** Start of Data supplied **

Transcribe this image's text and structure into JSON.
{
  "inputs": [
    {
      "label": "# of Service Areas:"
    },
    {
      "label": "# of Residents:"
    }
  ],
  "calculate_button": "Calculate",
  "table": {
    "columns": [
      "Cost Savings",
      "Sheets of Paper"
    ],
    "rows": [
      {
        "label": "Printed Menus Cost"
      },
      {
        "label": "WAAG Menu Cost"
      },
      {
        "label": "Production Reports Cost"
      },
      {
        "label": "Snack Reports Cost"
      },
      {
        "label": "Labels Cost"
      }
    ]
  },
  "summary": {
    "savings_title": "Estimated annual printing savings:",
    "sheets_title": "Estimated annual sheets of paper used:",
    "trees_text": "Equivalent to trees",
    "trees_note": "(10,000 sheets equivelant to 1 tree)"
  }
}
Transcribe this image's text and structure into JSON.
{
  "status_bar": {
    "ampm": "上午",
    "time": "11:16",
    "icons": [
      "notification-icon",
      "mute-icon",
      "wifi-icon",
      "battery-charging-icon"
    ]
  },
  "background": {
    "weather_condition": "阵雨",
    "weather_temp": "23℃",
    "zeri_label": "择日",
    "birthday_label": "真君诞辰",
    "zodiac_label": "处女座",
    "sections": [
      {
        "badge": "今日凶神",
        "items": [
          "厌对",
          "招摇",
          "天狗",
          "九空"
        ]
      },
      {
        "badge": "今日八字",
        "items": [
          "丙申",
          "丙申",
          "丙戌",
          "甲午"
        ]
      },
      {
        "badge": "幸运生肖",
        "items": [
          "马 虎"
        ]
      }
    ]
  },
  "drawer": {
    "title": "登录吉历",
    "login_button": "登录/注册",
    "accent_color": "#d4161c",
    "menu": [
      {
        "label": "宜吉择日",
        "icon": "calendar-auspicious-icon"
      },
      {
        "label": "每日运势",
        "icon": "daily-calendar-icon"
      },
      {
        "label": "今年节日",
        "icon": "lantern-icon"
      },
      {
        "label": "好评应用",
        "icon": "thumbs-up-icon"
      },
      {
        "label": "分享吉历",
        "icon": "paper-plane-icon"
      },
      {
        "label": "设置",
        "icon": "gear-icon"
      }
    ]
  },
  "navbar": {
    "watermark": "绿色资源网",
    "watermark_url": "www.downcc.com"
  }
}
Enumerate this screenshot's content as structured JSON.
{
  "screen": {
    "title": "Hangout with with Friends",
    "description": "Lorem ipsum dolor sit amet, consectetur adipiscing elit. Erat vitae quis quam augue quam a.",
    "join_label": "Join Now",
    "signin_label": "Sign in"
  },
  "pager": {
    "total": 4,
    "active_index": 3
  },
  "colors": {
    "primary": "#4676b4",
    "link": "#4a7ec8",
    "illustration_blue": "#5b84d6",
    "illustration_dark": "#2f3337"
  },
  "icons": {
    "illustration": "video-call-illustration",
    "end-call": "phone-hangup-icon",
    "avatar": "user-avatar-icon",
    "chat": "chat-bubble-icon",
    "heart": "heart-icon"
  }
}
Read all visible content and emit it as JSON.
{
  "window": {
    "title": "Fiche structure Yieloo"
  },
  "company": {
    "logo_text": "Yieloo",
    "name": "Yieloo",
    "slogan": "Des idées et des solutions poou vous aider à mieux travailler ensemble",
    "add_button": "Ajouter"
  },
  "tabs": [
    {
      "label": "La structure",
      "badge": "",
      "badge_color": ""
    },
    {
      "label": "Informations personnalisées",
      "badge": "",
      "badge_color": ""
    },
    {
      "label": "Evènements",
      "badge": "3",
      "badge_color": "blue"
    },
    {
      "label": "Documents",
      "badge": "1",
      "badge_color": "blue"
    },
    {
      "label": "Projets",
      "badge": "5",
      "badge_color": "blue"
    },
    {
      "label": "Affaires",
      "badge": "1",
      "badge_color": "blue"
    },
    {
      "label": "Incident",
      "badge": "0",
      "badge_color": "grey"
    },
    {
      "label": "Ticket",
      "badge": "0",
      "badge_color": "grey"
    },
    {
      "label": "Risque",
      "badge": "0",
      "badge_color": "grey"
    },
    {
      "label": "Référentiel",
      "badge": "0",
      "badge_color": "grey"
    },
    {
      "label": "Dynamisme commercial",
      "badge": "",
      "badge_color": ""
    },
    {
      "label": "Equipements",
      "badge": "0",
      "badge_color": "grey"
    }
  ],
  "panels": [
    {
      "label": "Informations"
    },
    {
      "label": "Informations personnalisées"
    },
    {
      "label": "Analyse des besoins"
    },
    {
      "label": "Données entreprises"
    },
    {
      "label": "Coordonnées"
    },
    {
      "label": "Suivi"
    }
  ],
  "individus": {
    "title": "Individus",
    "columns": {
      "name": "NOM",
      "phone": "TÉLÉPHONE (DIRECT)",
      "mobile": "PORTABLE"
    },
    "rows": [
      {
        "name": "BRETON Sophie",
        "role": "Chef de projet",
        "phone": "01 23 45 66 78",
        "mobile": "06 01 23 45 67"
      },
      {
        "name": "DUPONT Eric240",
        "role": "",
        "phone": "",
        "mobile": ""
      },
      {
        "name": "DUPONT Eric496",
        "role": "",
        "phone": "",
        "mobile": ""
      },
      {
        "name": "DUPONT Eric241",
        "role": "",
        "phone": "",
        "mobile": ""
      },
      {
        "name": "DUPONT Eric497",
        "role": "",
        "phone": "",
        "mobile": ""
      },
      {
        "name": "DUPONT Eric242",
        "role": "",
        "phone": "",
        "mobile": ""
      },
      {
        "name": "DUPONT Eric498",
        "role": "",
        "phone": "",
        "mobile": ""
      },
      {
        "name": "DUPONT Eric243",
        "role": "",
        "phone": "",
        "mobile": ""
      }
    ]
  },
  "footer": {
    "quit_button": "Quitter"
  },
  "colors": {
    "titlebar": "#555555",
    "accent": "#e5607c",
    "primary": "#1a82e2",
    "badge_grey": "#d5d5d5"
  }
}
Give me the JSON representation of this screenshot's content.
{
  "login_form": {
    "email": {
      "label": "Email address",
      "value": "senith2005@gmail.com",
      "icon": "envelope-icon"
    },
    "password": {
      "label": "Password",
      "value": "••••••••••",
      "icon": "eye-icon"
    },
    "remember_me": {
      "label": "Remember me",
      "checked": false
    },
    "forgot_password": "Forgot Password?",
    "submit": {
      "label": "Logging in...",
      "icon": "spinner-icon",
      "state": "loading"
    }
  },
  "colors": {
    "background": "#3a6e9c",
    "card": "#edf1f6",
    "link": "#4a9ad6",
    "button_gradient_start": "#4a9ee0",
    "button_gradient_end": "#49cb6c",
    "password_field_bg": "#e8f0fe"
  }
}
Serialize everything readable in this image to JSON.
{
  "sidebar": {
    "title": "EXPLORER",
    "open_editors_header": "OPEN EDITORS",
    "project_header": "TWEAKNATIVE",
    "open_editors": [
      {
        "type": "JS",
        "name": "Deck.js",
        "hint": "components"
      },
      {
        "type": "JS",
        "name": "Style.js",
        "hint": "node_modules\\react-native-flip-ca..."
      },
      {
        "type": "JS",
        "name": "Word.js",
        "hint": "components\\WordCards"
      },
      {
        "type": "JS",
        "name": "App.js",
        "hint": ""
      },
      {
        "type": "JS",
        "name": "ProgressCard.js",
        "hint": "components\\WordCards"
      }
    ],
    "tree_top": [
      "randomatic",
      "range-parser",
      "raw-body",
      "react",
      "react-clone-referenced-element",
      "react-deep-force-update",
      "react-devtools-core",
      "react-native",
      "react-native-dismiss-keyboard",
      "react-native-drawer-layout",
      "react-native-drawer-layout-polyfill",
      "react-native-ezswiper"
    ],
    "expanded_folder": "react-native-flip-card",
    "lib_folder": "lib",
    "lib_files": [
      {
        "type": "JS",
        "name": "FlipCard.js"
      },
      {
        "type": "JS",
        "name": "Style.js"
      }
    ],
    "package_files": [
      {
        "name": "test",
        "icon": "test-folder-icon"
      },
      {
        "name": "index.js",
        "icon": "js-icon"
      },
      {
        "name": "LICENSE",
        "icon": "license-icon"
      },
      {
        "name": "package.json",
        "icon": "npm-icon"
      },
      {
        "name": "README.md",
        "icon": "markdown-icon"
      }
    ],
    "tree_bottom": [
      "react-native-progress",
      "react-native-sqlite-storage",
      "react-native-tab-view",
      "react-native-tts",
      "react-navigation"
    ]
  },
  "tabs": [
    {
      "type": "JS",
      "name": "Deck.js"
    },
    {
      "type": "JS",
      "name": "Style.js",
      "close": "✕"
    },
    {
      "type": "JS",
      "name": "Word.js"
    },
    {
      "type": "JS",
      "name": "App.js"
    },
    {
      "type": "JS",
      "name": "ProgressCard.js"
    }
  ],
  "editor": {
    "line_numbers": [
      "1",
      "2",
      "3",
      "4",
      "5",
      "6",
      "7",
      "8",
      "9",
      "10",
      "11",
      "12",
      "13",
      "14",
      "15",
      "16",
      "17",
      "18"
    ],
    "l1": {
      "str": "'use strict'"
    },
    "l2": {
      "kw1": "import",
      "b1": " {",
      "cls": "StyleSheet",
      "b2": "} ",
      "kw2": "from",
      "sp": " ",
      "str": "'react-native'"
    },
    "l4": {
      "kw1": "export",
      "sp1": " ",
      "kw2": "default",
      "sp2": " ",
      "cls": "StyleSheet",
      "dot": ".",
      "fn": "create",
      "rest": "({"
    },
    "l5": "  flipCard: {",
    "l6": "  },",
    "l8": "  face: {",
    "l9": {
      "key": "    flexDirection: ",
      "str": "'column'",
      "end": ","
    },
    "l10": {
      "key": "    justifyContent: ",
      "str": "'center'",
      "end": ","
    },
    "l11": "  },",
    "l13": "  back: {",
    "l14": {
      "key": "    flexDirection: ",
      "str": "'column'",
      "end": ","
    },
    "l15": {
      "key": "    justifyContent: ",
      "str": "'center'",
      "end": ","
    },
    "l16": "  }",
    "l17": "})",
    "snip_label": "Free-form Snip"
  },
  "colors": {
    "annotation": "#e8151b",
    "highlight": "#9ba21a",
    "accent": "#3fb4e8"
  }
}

** End of Data supplied **

Which lines above contain "Informations"? Show each of them.

      "label": "Informations personnalisées",
      "label": "Informations"
      "label": "Informations personnalisées"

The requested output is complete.